+++ Available records

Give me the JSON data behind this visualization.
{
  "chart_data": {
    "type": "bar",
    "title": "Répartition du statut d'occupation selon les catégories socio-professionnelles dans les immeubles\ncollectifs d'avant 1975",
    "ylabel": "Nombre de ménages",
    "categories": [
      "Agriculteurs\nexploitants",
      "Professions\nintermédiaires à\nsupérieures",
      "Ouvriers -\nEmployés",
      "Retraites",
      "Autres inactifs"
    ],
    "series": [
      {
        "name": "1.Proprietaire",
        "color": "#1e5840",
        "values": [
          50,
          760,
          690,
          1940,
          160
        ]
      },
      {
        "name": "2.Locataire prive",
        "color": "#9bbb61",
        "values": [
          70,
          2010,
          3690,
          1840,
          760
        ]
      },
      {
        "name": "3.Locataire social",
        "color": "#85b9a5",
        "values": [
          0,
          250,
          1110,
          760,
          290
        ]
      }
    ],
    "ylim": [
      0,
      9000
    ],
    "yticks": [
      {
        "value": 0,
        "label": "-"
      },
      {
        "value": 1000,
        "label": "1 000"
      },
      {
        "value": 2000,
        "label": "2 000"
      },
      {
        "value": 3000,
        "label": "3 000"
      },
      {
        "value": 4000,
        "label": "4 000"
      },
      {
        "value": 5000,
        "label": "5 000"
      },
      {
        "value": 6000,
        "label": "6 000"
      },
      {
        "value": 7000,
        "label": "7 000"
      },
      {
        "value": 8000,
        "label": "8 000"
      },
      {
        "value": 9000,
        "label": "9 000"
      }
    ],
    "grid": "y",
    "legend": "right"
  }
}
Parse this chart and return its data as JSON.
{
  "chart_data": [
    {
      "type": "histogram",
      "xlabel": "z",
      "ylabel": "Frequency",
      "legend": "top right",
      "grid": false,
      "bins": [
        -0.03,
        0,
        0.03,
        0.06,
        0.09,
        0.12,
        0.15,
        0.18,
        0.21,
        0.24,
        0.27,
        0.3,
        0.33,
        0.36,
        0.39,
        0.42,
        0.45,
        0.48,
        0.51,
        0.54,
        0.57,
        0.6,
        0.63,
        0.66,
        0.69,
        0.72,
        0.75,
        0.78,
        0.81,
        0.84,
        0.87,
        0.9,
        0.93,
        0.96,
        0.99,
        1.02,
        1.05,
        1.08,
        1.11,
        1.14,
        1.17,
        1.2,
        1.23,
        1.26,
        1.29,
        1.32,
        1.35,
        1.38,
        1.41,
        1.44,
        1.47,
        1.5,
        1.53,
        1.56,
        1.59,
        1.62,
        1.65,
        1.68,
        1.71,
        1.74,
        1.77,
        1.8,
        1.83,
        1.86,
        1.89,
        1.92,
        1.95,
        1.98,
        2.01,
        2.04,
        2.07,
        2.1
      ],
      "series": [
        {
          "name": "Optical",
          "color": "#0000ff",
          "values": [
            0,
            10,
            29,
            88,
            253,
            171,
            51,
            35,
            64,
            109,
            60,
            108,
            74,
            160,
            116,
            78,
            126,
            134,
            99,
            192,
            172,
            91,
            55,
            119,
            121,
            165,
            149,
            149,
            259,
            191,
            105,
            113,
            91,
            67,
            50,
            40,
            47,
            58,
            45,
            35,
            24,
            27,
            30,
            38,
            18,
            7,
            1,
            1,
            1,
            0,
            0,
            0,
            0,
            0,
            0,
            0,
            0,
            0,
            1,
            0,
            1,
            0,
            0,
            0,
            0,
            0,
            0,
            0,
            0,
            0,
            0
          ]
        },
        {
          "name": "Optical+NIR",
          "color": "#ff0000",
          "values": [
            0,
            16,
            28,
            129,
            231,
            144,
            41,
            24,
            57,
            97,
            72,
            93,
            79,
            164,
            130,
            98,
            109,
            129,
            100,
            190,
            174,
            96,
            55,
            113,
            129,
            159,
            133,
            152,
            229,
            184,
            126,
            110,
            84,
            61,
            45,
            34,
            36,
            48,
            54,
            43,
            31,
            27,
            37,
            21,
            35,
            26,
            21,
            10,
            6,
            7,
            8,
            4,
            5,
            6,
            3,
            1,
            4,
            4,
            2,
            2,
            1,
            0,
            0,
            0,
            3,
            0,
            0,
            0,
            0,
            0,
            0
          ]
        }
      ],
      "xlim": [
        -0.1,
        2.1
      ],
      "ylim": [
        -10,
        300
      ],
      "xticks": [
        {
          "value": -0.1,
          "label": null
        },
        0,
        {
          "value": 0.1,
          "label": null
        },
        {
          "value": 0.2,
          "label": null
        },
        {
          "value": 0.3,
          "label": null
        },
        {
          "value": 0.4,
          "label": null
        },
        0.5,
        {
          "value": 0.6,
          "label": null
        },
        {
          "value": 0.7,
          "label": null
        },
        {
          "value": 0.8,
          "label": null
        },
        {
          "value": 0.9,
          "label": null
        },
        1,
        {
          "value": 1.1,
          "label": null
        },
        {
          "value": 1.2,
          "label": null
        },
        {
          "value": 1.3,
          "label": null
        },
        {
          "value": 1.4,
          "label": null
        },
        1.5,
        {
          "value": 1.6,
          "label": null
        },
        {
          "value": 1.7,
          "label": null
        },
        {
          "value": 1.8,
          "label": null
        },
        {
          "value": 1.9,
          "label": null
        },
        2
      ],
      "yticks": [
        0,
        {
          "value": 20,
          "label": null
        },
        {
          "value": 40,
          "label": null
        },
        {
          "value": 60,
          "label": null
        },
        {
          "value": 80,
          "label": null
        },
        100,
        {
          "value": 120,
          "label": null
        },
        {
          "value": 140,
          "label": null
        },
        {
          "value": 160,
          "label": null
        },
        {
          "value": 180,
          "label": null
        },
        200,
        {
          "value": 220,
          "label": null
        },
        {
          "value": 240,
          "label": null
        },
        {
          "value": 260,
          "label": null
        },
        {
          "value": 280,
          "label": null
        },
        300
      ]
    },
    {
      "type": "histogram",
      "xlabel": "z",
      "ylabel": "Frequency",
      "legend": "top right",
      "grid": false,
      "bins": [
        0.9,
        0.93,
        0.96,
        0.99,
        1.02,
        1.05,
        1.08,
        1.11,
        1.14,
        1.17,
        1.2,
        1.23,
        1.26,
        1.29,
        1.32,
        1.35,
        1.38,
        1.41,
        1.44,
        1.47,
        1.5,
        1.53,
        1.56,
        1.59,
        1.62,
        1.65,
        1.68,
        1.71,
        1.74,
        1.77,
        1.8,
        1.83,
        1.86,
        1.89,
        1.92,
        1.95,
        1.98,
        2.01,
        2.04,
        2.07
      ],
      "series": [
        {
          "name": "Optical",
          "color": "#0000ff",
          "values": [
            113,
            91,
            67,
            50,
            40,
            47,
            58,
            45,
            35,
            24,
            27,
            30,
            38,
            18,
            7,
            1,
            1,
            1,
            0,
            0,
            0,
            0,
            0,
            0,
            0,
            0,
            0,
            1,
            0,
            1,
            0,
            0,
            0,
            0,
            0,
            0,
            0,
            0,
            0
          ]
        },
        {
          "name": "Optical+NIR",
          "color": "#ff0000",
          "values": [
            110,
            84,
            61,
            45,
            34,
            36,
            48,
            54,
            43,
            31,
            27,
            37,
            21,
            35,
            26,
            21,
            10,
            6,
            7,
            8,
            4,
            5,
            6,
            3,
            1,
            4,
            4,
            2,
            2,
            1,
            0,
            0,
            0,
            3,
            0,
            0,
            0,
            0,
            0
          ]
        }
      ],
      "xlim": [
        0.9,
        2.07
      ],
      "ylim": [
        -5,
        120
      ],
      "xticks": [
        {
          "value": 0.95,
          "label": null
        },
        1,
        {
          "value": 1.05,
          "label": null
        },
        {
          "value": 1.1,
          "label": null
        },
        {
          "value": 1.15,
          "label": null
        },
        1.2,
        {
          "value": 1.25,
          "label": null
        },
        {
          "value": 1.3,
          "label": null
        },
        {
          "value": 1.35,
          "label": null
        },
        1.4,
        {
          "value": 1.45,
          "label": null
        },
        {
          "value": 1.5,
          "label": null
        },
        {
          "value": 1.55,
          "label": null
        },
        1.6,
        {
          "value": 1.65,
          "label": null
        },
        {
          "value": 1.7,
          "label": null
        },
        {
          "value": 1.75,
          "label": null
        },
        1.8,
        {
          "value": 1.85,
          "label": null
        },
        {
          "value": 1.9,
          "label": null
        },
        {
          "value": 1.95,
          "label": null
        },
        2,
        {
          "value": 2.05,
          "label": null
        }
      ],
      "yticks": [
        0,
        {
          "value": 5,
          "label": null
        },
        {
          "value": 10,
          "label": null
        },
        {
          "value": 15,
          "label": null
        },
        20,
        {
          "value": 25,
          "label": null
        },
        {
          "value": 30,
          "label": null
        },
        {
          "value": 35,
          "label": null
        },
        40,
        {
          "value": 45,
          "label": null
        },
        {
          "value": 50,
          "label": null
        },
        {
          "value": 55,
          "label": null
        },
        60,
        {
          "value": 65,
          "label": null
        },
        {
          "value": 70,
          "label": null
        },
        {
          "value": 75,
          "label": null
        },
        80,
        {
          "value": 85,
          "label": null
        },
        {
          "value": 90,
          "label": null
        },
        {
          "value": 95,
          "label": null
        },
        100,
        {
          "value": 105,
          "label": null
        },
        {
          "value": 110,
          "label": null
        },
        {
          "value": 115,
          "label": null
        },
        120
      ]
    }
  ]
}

++++++

Find all the lines containing "name" in the material, then copy them.

        "name": "1.Proprietaire",
        "name": "2.Locataire prive",
        "name": "3.Locataire social",
          "name": "Optical",
          "name": "Optical+NIR",
          "name": "Optical",
          "name": "Optical+NIR",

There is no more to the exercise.